- [Short task]:
Tally the lines holding the string "CLOSE" and reply with that number alone.

- [Data to process]:
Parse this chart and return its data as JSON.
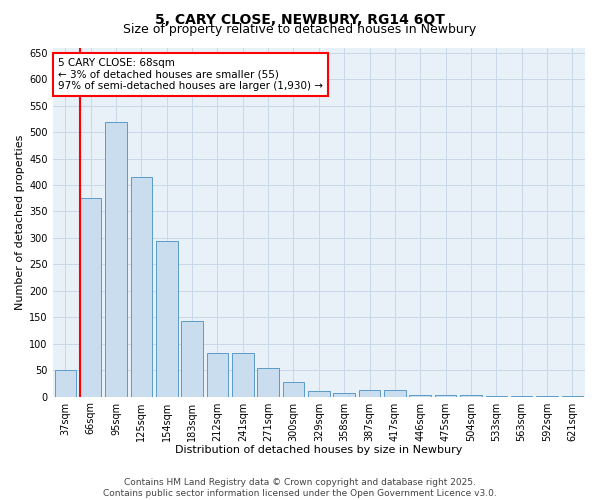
{
  "title": "5, CARY CLOSE, NEWBURY, RG14 6QT",
  "subtitle": "Size of property relative to detached houses in Newbury",
  "xlabel": "Distribution of detached houses by size in Newbury",
  "ylabel": "Number of detached properties",
  "categories": [
    "37sqm",
    "66sqm",
    "95sqm",
    "125sqm",
    "154sqm",
    "183sqm",
    "212sqm",
    "241sqm",
    "271sqm",
    "300sqm",
    "329sqm",
    "358sqm",
    "387sqm",
    "417sqm",
    "446sqm",
    "475sqm",
    "504sqm",
    "533sqm",
    "563sqm",
    "592sqm",
    "621sqm"
  ],
  "values": [
    50,
    375,
    520,
    415,
    295,
    143,
    83,
    83,
    55,
    28,
    10,
    7,
    12,
    12,
    3,
    3,
    3,
    2,
    2,
    2,
    2
  ],
  "bar_color": "#c9ddef",
  "bar_edge_color": "#5b9bc8",
  "red_line_index": 1,
  "annotation_text": "5 CARY CLOSE: 68sqm\n← 3% of detached houses are smaller (55)\n97% of semi-detached houses are larger (1,930) →",
  "annotation_box_color": "white",
  "annotation_box_edge_color": "red",
  "ylim": [
    0,
    660
  ],
  "yticks": [
    0,
    50,
    100,
    150,
    200,
    250,
    300,
    350,
    400,
    450,
    500,
    550,
    600,
    650
  ],
  "grid_color": "#c8d8e8",
  "background_color": "#e8f0f8",
  "footer_line1": "Contains HM Land Registry data © Crown copyright and database right 2025.",
  "footer_line2": "Contains public sector information licensed under the Open Government Licence v3.0.",
  "title_fontsize": 10,
  "subtitle_fontsize": 9,
  "axis_label_fontsize": 8,
  "tick_fontsize": 7,
  "annotation_fontsize": 7.5,
  "footer_fontsize": 6.5
}
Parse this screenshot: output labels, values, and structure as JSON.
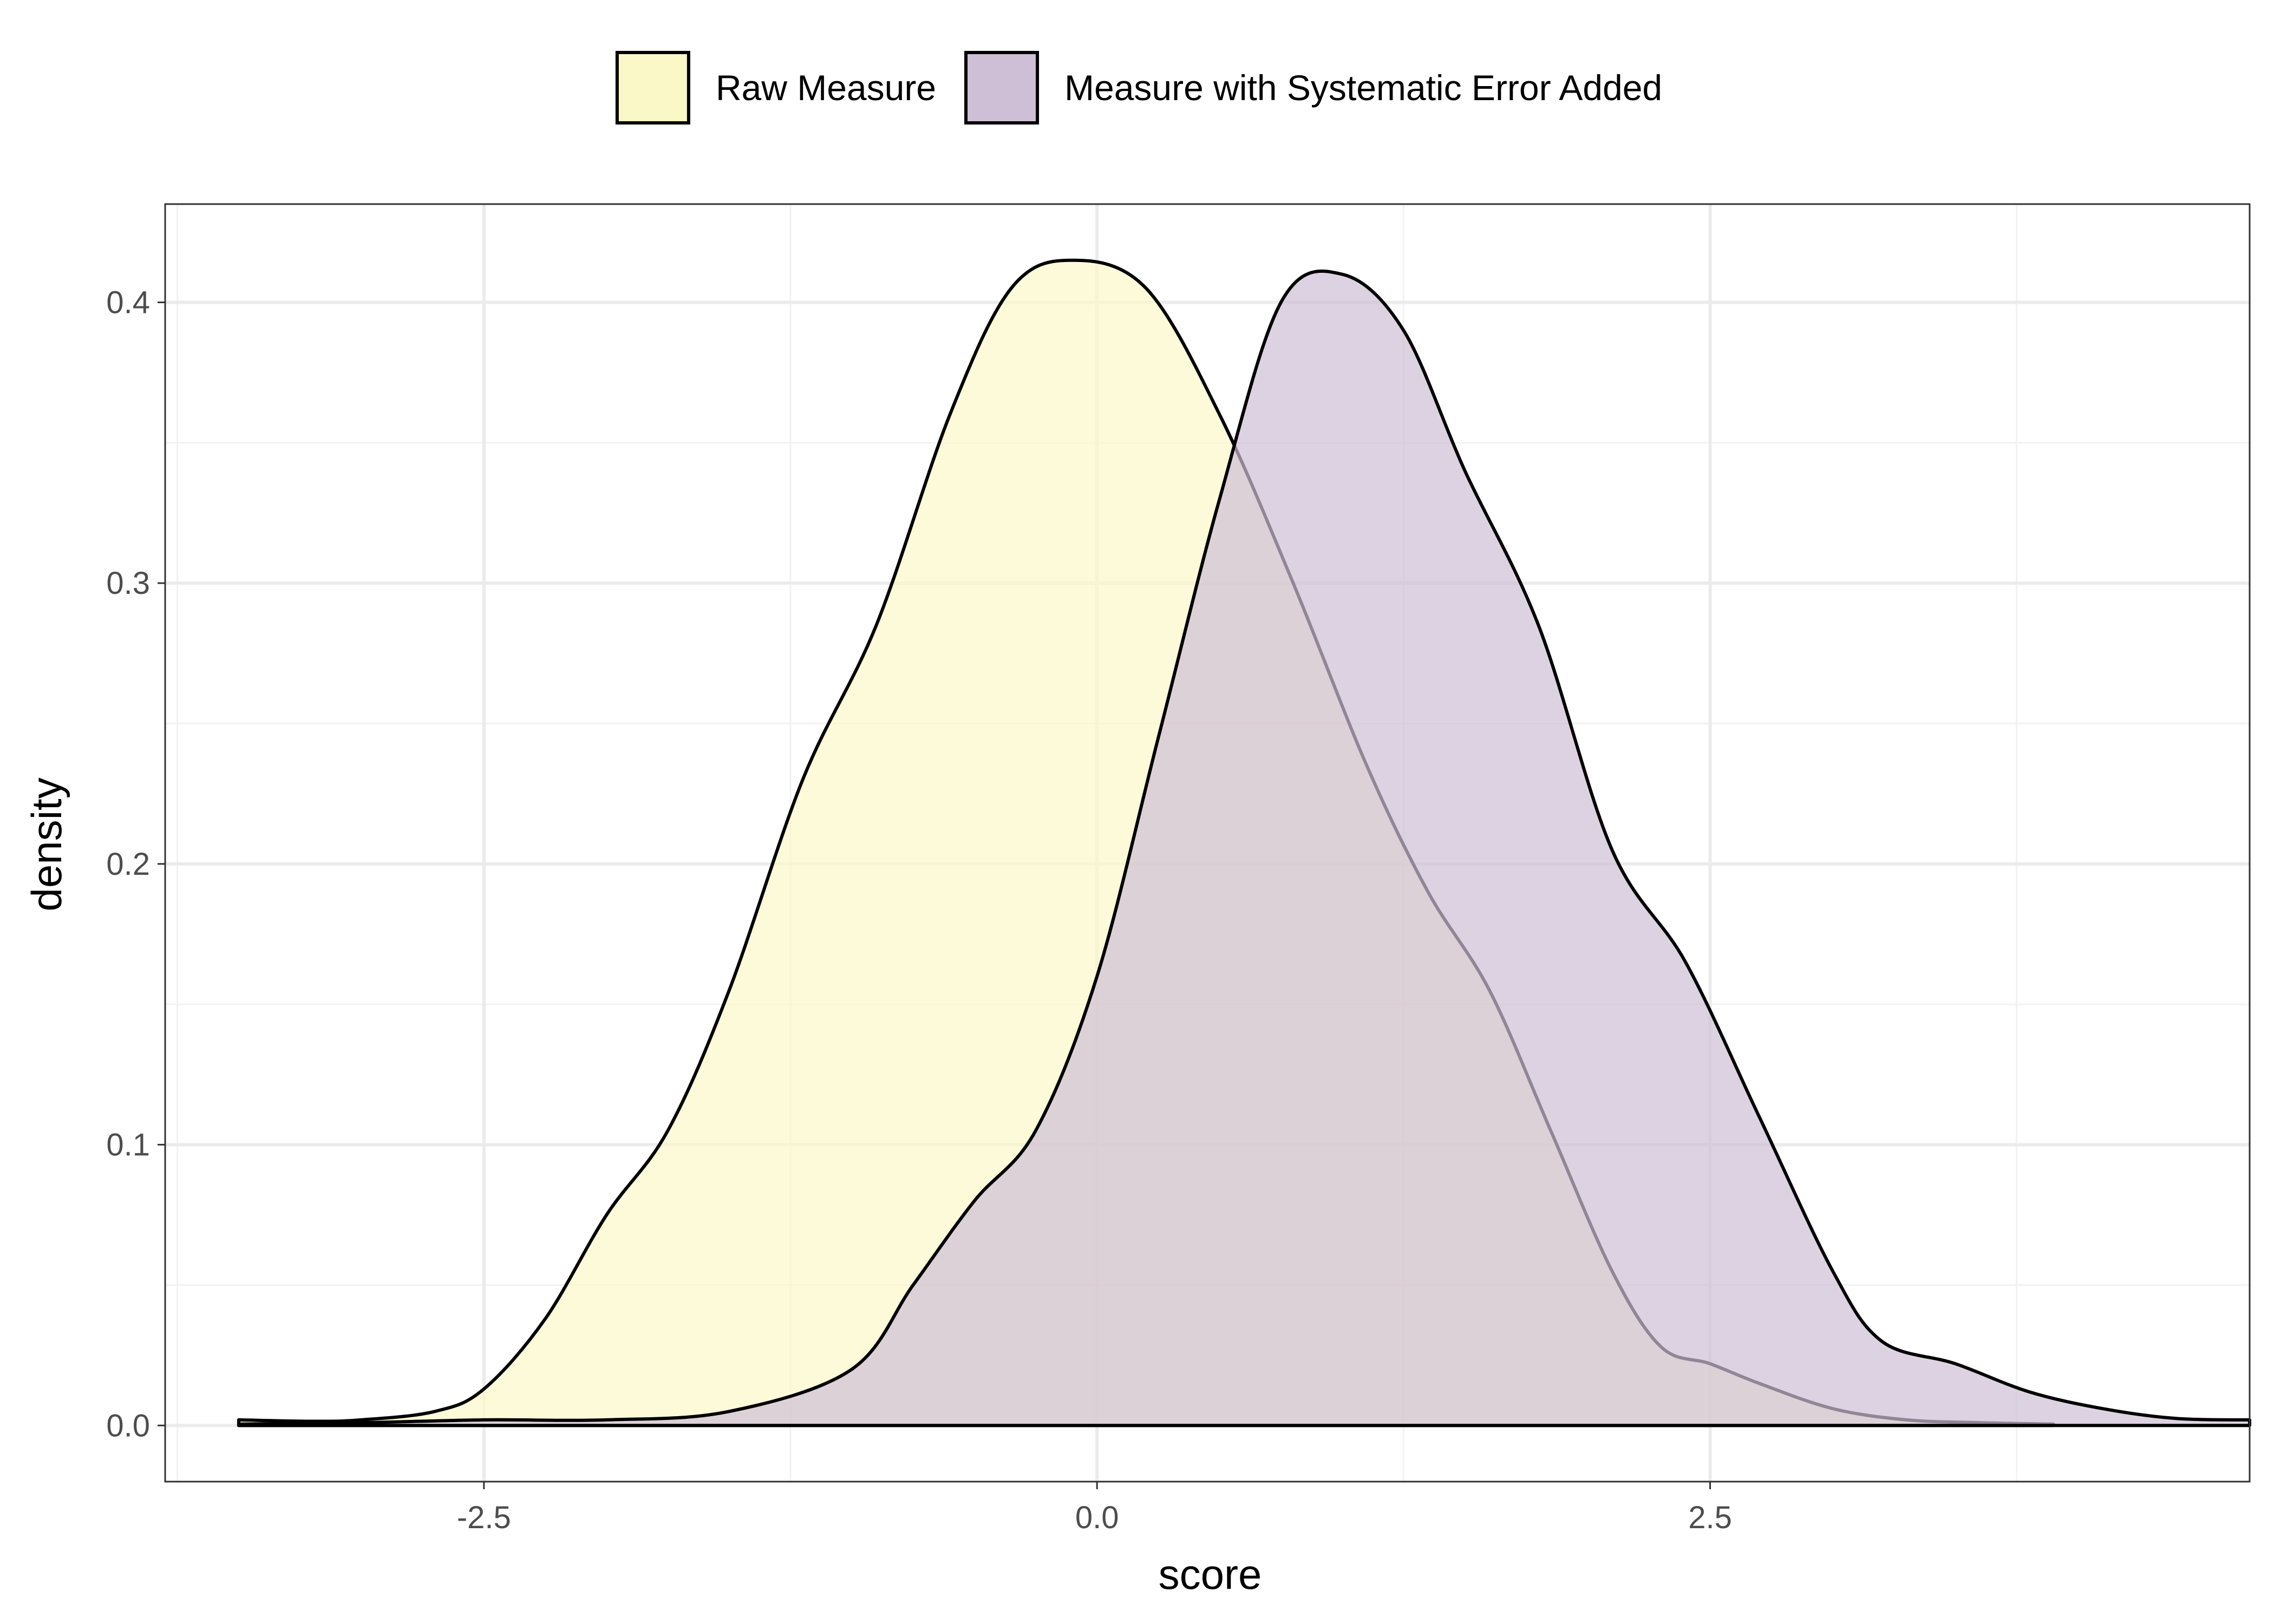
{
  "chart_data": {
    "type": "area",
    "subtype": "density",
    "xlabel": "score",
    "ylabel": "density",
    "xlim": [
      -3.8,
      4.7
    ],
    "ylim": [
      -0.02,
      0.435
    ],
    "x_ticks": [
      -2.5,
      0.0,
      2.5
    ],
    "x_tick_labels": [
      "-2.5",
      "0.0",
      "2.5"
    ],
    "y_ticks": [
      0.0,
      0.1,
      0.2,
      0.3,
      0.4
    ],
    "y_tick_labels": [
      "0.0",
      "0.1",
      "0.2",
      "0.3",
      "0.4"
    ],
    "grid": true,
    "legend_position": "top",
    "series": [
      {
        "name": "Raw Measure",
        "color": "#fbf8c8",
        "points": [
          [
            -3.5,
            0.002
          ],
          [
            -3.2,
            0.0015
          ],
          [
            -3.0,
            0.002
          ],
          [
            -2.7,
            0.005
          ],
          [
            -2.5,
            0.013
          ],
          [
            -2.25,
            0.038
          ],
          [
            -2.0,
            0.075
          ],
          [
            -1.75,
            0.105
          ],
          [
            -1.5,
            0.155
          ],
          [
            -1.2,
            0.23
          ],
          [
            -0.9,
            0.285
          ],
          [
            -0.6,
            0.36
          ],
          [
            -0.35,
            0.405
          ],
          [
            -0.1,
            0.415
          ],
          [
            0.2,
            0.405
          ],
          [
            0.5,
            0.36
          ],
          [
            0.8,
            0.3
          ],
          [
            1.1,
            0.235
          ],
          [
            1.35,
            0.19
          ],
          [
            1.6,
            0.155
          ],
          [
            1.85,
            0.105
          ],
          [
            2.1,
            0.055
          ],
          [
            2.3,
            0.028
          ],
          [
            2.5,
            0.022
          ],
          [
            2.7,
            0.015
          ],
          [
            3.0,
            0.006
          ],
          [
            3.3,
            0.002
          ],
          [
            3.6,
            0.001
          ],
          [
            3.9,
            0.0005
          ]
        ]
      },
      {
        "name": "Measure with Systematic Error Added",
        "color": "#cfbfd6",
        "points": [
          [
            -3.5,
            0.0005
          ],
          [
            -3.0,
            0.001
          ],
          [
            -2.5,
            0.002
          ],
          [
            -2.0,
            0.002
          ],
          [
            -1.5,
            0.005
          ],
          [
            -1.0,
            0.02
          ],
          [
            -0.75,
            0.05
          ],
          [
            -0.5,
            0.08
          ],
          [
            -0.25,
            0.105
          ],
          [
            0.0,
            0.16
          ],
          [
            0.25,
            0.245
          ],
          [
            0.5,
            0.33
          ],
          [
            0.75,
            0.4
          ],
          [
            1.0,
            0.41
          ],
          [
            1.25,
            0.39
          ],
          [
            1.5,
            0.34
          ],
          [
            1.8,
            0.285
          ],
          [
            2.1,
            0.205
          ],
          [
            2.4,
            0.165
          ],
          [
            2.7,
            0.11
          ],
          [
            3.0,
            0.055
          ],
          [
            3.2,
            0.03
          ],
          [
            3.5,
            0.022
          ],
          [
            3.8,
            0.012
          ],
          [
            4.1,
            0.006
          ],
          [
            4.4,
            0.0025
          ],
          [
            4.7,
            0.002
          ]
        ]
      }
    ]
  }
}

- [Solved problem]:
2